*The problem*: Copy out each line containing "this" from the entries below.

== Extracted data ==

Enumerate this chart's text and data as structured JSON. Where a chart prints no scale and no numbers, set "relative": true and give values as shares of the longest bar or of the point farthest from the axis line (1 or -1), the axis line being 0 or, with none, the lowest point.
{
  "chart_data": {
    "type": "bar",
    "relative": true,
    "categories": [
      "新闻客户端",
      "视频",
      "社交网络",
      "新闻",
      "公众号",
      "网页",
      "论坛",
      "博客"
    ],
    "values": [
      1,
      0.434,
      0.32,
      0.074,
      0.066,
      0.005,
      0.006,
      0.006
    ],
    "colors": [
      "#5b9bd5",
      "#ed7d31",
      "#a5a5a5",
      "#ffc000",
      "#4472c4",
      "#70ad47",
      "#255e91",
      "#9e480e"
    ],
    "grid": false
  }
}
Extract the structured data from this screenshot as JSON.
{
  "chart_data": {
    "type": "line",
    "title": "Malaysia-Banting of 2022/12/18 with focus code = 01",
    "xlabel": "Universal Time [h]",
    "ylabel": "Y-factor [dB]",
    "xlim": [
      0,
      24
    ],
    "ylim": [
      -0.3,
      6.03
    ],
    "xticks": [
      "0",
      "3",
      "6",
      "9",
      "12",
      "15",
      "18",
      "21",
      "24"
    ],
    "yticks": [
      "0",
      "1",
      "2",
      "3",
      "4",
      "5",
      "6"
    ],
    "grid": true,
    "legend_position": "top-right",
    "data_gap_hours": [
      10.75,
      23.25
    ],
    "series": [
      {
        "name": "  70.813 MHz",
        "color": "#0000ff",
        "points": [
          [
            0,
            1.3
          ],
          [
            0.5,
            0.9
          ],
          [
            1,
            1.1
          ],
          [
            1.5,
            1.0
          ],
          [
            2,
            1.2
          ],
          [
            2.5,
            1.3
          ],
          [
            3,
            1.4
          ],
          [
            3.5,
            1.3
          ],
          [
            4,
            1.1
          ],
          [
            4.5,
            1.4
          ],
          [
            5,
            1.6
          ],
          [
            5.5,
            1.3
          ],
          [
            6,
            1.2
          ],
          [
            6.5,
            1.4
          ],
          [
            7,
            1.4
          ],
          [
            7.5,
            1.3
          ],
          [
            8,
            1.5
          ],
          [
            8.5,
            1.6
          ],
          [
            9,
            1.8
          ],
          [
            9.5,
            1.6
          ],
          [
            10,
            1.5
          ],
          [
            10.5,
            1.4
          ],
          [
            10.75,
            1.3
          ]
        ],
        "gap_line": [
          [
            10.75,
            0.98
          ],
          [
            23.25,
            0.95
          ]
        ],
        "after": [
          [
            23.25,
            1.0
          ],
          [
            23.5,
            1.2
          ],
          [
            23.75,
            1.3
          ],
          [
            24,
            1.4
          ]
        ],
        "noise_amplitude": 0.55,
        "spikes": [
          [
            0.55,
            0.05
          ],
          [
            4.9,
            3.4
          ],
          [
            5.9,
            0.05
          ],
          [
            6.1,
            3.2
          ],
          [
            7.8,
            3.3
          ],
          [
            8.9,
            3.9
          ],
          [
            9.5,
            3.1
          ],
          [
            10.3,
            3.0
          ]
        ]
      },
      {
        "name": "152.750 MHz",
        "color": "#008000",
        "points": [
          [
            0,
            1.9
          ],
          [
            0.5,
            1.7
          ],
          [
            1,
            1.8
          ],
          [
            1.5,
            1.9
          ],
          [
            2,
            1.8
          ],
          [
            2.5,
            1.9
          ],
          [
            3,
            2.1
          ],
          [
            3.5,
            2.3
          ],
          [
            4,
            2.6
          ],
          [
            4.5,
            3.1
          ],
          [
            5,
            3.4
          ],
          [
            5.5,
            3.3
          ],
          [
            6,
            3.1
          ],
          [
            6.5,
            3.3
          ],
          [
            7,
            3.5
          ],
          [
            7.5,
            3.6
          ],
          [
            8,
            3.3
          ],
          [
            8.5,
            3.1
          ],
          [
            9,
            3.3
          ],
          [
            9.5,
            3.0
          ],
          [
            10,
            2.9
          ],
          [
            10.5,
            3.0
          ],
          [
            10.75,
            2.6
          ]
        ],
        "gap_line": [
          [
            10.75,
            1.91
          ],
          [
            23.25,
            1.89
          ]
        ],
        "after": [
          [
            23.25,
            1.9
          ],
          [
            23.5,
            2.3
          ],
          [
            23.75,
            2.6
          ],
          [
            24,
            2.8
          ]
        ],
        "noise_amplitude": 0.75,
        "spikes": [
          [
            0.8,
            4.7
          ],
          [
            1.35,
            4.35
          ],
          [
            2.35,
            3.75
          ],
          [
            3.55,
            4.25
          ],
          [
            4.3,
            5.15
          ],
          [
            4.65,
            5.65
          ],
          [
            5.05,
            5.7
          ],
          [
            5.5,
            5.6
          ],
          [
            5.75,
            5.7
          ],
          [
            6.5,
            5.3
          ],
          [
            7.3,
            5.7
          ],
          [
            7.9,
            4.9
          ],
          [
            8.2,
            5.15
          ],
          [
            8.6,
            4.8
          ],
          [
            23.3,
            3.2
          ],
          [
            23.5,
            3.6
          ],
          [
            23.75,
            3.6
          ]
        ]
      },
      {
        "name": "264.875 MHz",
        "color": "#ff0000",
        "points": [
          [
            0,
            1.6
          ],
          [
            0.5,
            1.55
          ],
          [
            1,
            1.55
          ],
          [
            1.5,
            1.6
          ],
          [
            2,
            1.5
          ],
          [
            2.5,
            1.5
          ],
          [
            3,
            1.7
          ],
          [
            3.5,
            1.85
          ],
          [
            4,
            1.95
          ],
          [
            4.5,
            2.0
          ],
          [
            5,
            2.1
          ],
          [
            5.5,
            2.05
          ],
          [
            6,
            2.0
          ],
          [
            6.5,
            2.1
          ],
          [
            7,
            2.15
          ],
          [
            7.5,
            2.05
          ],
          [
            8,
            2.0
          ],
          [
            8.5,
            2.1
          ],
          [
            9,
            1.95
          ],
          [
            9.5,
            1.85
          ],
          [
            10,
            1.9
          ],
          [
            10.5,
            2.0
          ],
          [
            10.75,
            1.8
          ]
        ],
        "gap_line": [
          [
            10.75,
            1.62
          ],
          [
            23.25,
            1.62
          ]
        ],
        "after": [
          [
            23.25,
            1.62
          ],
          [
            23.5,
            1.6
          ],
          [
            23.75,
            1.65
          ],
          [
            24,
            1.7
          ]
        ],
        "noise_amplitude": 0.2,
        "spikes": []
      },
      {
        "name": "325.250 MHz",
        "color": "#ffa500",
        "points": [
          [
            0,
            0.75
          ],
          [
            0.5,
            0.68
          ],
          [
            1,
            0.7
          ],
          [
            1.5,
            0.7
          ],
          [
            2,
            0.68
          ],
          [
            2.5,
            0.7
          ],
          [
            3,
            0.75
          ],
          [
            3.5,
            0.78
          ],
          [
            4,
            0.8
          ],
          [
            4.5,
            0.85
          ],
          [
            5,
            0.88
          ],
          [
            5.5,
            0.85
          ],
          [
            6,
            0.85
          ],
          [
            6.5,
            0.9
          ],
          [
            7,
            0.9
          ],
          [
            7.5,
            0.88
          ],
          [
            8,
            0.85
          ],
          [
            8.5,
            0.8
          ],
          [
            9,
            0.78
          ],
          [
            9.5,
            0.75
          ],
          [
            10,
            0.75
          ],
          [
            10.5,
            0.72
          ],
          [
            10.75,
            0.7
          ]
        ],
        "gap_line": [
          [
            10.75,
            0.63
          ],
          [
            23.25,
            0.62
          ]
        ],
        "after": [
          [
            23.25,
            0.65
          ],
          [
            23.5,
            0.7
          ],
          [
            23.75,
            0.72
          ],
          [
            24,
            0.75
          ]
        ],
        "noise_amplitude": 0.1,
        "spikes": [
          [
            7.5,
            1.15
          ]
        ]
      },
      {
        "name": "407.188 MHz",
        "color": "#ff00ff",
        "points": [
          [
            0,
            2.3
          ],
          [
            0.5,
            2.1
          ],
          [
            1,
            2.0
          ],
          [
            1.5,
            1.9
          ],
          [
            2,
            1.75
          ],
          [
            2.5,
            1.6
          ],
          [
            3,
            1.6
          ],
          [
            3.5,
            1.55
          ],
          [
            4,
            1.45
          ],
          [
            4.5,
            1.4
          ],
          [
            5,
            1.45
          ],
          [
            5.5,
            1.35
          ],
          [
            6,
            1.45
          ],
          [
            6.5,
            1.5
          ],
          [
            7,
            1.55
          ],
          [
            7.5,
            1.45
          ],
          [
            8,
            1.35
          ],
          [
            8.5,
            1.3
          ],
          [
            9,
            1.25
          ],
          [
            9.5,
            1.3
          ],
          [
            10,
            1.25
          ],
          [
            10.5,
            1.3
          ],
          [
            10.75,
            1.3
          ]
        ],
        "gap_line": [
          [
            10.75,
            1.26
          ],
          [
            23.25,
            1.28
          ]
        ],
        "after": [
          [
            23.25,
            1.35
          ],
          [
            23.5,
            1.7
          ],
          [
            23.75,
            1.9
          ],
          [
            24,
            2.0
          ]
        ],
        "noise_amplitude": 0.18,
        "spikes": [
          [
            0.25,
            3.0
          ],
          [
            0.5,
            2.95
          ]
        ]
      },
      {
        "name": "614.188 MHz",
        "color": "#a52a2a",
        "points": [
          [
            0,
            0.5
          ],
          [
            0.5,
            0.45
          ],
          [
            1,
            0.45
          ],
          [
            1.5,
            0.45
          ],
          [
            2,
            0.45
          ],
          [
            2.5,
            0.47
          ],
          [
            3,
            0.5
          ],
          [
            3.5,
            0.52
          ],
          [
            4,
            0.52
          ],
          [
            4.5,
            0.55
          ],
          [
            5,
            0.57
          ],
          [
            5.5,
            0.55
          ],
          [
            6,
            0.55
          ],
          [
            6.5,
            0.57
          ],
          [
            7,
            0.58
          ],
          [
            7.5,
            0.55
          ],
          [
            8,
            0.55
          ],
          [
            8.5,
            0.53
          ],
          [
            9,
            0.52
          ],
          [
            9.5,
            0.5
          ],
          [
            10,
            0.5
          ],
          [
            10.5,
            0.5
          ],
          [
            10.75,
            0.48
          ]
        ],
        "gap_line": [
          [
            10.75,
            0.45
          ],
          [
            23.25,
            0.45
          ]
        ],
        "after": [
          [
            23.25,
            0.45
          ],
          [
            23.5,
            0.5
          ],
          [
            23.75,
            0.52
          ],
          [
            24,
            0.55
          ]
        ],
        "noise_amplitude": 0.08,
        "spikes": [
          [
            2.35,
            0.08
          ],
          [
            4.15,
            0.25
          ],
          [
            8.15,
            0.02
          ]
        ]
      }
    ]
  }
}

===

*Finished answer*:
Enumerate this chart's text and data as structured JSON. Where a chart prints no scale and no numbers, set "relative": true and give values as shares of the longest bar or of the point farthest from the axis line (1 or -1), the axis line being 0 or, with none, the lowest point.
Extract the structured data from this screenshot as JSON.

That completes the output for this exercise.